(Records about charts and figures)
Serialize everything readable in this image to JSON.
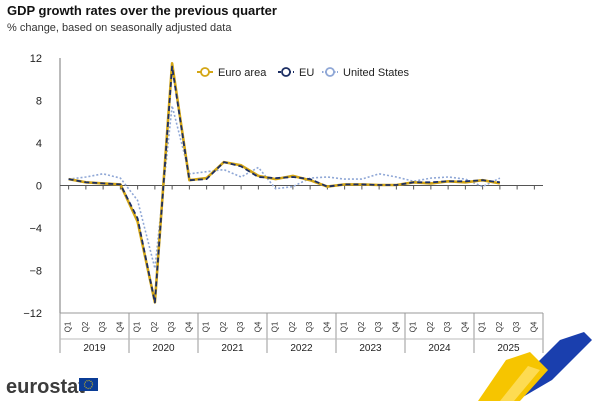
{
  "chart_data": {
    "type": "line",
    "title": "GDP growth rates over the previous quarter",
    "subtitle": "% change, based on seasonally adjusted data",
    "ylim": [
      -12,
      12
    ],
    "yticks": [
      12,
      8,
      4,
      0,
      -4,
      -8,
      -12
    ],
    "quarters": [
      "Q1",
      "Q2",
      "Q3",
      "Q4"
    ],
    "years": [
      "2019",
      "2020",
      "2021",
      "2022",
      "2023",
      "2024",
      "2025"
    ],
    "legend_position": "top",
    "series": [
      {
        "name": "Euro area",
        "color": "#d4a615",
        "style": "solid",
        "values": [
          0.6,
          0.3,
          0.2,
          0.1,
          -3.4,
          -11.0,
          11.5,
          0.5,
          0.7,
          2.2,
          1.9,
          0.9,
          0.6,
          0.9,
          0.5,
          -0.1,
          0.1,
          0.1,
          0.05,
          0.05,
          0.3,
          0.2,
          0.4,
          0.3,
          0.5,
          0.2,
          null,
          null
        ]
      },
      {
        "name": "EU",
        "color": "#1c2e63",
        "style": "dashed",
        "values": [
          0.6,
          0.3,
          0.2,
          0.1,
          -3.1,
          -11.0,
          11.2,
          0.5,
          0.6,
          2.2,
          1.8,
          0.8,
          0.7,
          0.8,
          0.6,
          -0.1,
          0.1,
          0.1,
          0.05,
          0.05,
          0.3,
          0.3,
          0.4,
          0.4,
          0.5,
          0.3,
          null,
          null
        ]
      },
      {
        "name": "United States",
        "color": "#8fa7d6",
        "style": "dotted",
        "values": [
          0.6,
          0.8,
          1.1,
          0.7,
          -1.4,
          -7.8,
          7.5,
          1.1,
          1.3,
          1.5,
          0.8,
          1.7,
          -0.3,
          -0.1,
          0.7,
          0.8,
          0.6,
          0.6,
          1.1,
          0.8,
          0.4,
          0.7,
          0.8,
          0.6,
          -0.1,
          0.7,
          null,
          null
        ]
      }
    ]
  },
  "brand": {
    "logo_text": "eurostat"
  },
  "colors": {
    "axis": "#666666",
    "grid": "#cccccc",
    "flag": "#0a3c96",
    "flag_star": "#ffd400",
    "stripe_yellow": "#f6c500",
    "stripe_blue": "#1a3fae"
  }
}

- **WRITTEN TASK**
Say how many lines in the listing above include "style". Give nothing but the number.

- **EXERCISE ANSWER**
3